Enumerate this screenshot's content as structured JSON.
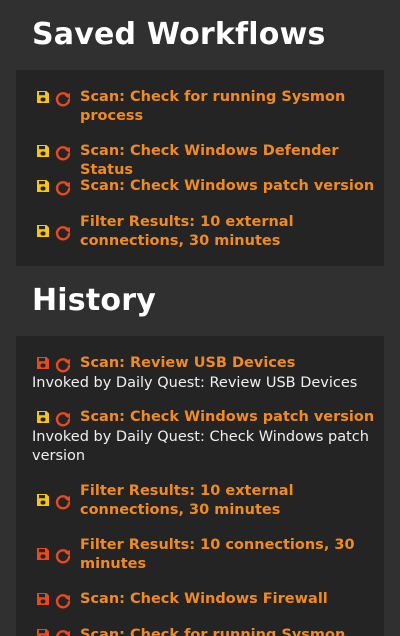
{
  "colors": {
    "background": "#303030",
    "panel": "#242424",
    "link": "#f08a24",
    "save_icon_yellow": "#f5c518",
    "save_icon_red": "#e8491d",
    "refresh_icon": "#e8491d"
  },
  "saved": {
    "title": "Saved Workflows",
    "items": [
      {
        "label": "Scan: Check for running Sysmon process",
        "save_icon": "floppy-disk-icon"
      },
      {
        "label": "Scan: Check Windows Defender Status",
        "save_icon": "floppy-disk-icon"
      },
      {
        "label": "Scan: Check Windows patch version",
        "save_icon": "floppy-disk-icon"
      },
      {
        "label": "Filter Results: 10 external connections, 30 minutes",
        "save_icon": "floppy-disk-icon"
      }
    ]
  },
  "history": {
    "title": "History",
    "items": [
      {
        "label": "Scan: Review USB Devices",
        "invoked": "Invoked by Daily Quest: Review USB Devices",
        "saved": false
      },
      {
        "label": "Scan: Check Windows patch version",
        "invoked": "Invoked by Daily Quest: Check Windows patch version",
        "saved": true
      },
      {
        "label": "Filter Results: 10 external connections, 30 minutes",
        "saved": true
      },
      {
        "label": "Filter Results: 10 connections, 30 minutes",
        "saved": false
      },
      {
        "label": "Scan: Check Windows Firewall",
        "saved": false
      },
      {
        "label": "Scan: Check for running Sysmon",
        "saved": false
      }
    ]
  }
}
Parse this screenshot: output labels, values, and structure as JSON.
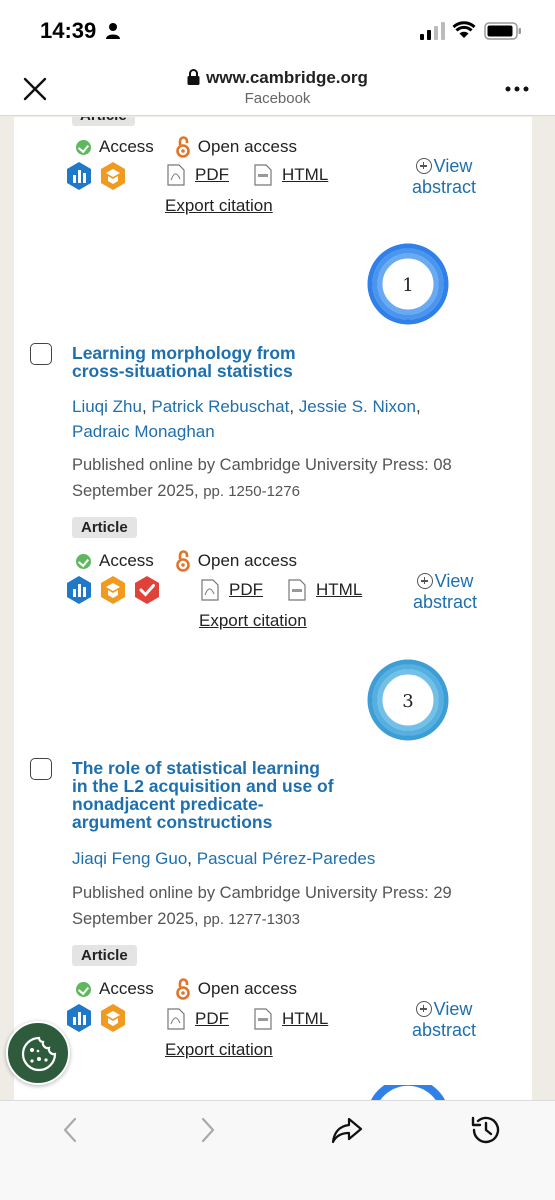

§ §

**Goal**:
Find and copy each line above that includes the string "Invoked".

**Exercise response**:
        "invoked": "Invoked by Daily Quest: Review USB Devices",
        "invoked": "Invoked by Daily Quest: Check Windows patch version",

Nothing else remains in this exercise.